<<<<
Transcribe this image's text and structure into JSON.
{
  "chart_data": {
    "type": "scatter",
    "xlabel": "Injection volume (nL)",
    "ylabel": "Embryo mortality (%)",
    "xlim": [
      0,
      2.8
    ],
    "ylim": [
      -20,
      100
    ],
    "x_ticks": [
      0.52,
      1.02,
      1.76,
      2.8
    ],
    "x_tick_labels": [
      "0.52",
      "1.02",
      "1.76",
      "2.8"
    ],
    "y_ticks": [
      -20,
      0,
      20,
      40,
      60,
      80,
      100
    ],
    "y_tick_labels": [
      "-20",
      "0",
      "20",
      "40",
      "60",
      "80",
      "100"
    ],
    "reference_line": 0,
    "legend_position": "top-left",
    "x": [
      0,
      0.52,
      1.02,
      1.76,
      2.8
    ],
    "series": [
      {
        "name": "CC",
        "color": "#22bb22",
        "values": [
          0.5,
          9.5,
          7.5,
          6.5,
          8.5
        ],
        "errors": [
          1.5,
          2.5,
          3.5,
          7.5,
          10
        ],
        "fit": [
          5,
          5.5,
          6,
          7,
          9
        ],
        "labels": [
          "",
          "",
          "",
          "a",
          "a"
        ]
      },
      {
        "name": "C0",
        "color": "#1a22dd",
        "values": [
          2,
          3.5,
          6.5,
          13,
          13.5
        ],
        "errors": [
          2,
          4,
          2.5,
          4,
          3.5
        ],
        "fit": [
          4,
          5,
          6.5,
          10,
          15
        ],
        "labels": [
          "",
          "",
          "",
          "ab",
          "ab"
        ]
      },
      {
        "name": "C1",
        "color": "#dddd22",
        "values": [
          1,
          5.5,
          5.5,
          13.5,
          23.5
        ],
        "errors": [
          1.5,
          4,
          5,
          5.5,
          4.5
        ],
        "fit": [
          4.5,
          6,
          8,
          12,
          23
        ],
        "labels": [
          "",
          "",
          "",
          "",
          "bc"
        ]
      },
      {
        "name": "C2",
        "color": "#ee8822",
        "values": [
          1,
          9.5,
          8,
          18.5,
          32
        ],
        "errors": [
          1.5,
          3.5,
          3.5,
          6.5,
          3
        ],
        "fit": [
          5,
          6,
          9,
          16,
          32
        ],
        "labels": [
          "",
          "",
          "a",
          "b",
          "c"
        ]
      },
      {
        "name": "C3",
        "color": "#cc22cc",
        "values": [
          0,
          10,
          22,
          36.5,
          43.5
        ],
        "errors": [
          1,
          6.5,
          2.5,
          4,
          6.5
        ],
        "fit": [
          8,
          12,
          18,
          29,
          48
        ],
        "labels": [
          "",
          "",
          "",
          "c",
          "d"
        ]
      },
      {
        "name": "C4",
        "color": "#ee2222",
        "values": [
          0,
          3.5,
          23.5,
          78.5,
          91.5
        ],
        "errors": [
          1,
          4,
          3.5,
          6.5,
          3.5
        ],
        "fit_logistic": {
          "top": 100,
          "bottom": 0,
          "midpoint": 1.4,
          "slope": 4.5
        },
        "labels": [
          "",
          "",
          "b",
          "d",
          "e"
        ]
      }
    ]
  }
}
>>>>
> _TASK REQUIREMENTS_: Say how many lines of the listing above contain "color", with no other words.

> _SOLUTION TO THIS TASK_: 6